Begin Supplied material

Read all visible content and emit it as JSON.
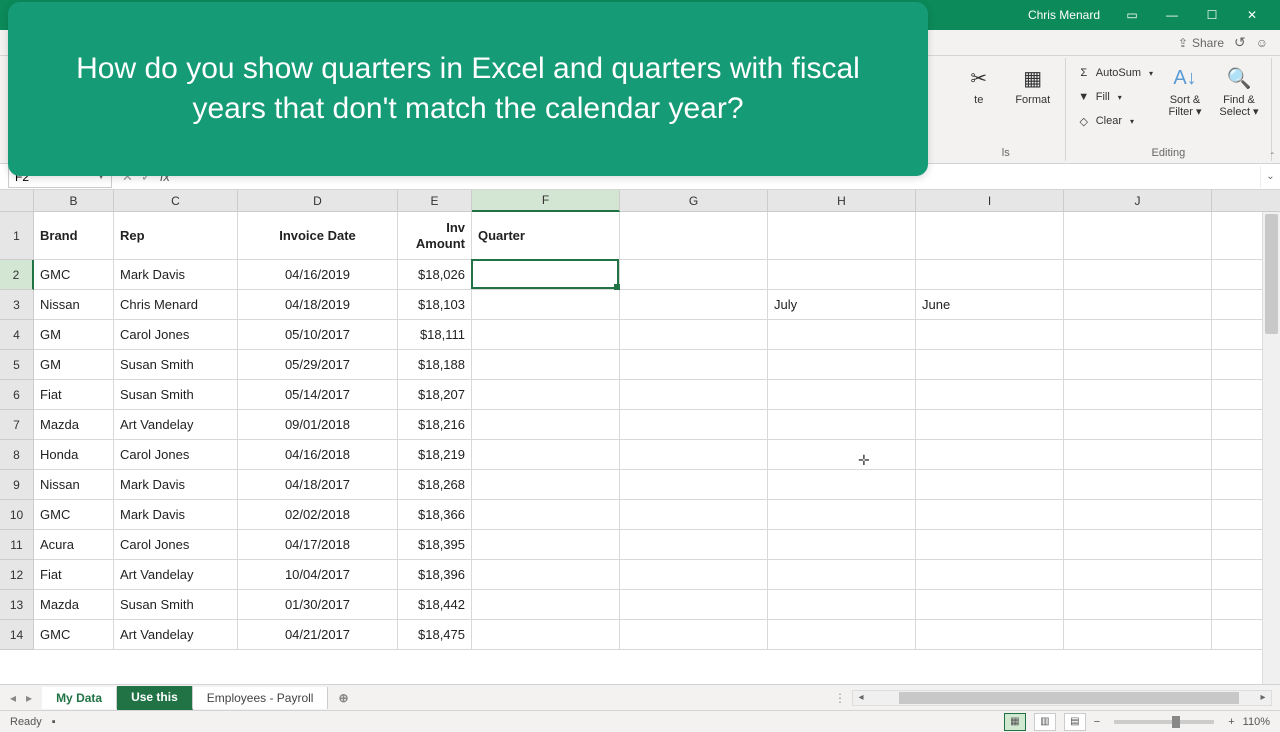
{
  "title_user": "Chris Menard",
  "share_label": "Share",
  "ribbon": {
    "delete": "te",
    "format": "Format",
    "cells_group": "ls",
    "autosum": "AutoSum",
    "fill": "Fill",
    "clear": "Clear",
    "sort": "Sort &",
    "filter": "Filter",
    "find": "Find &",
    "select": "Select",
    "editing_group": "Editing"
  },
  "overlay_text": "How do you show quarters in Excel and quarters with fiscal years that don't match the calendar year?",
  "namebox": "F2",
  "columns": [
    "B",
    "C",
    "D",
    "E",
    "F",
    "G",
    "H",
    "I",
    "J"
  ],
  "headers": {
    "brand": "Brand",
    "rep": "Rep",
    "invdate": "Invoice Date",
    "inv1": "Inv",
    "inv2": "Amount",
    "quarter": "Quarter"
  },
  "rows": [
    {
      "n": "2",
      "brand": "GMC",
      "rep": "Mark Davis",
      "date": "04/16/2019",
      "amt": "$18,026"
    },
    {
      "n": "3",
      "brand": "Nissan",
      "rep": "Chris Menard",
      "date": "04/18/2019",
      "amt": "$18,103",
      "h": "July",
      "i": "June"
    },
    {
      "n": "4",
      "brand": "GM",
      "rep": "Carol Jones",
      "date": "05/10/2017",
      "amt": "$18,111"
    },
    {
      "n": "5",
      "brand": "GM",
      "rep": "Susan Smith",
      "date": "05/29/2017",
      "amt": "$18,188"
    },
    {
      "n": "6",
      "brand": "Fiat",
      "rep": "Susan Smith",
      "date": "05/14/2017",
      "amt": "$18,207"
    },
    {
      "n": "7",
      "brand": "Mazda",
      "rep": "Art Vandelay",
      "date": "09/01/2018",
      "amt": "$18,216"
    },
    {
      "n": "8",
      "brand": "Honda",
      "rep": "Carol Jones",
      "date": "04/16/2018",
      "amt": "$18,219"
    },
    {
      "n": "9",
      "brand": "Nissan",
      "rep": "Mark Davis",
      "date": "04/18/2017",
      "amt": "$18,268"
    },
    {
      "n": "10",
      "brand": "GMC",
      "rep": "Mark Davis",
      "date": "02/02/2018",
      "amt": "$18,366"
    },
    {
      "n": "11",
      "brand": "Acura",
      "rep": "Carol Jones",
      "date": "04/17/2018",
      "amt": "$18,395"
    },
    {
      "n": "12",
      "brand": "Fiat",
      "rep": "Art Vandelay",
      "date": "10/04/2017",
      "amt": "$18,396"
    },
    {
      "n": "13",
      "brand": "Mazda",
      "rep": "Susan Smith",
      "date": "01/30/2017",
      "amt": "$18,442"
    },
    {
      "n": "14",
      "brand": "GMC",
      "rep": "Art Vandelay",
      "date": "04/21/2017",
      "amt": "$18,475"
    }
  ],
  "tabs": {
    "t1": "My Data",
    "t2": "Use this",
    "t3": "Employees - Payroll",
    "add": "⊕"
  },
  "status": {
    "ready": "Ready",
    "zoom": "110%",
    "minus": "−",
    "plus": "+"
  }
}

End Supplied material
Begin Supplied material

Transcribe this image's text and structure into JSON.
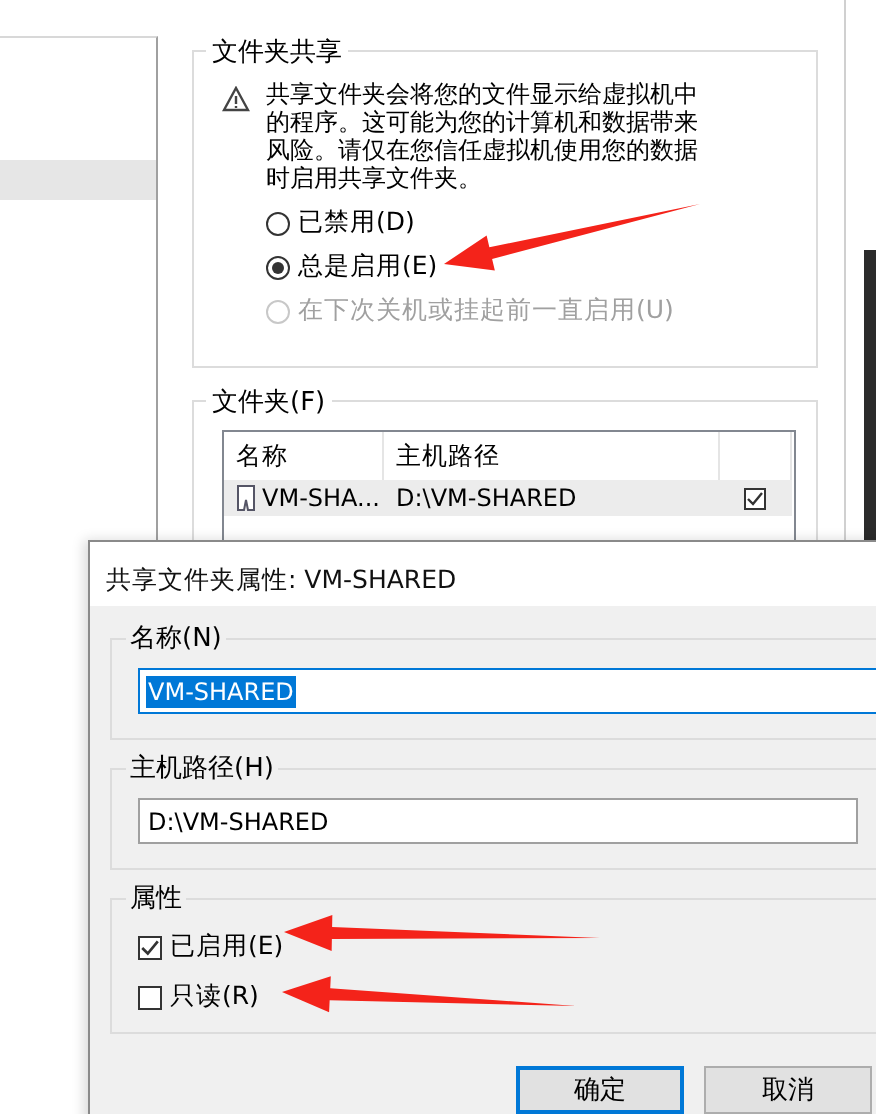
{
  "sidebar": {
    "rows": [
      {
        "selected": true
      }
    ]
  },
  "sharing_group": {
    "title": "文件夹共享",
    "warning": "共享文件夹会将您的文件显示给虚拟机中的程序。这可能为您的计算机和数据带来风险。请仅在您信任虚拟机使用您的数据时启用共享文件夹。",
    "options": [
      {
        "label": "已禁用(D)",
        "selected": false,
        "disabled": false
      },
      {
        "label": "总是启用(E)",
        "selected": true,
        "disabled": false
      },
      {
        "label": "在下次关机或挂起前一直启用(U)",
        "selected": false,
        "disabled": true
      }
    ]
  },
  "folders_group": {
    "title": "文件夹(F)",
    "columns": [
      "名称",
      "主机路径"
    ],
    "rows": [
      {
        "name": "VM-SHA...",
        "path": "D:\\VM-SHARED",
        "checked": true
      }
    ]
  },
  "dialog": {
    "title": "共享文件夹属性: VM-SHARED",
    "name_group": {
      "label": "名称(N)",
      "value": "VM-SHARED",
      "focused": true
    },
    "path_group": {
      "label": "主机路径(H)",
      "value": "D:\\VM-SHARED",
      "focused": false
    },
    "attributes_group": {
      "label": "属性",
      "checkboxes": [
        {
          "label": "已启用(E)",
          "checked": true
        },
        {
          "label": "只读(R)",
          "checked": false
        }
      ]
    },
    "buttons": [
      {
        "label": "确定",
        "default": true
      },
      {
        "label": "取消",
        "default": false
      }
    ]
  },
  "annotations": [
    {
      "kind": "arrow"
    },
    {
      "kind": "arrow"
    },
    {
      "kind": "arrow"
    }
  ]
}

End Supplied material

**Stated problem**
Report how many lines of the listing hold the string "SHARED", giving only the number.

**Solved exercise**
4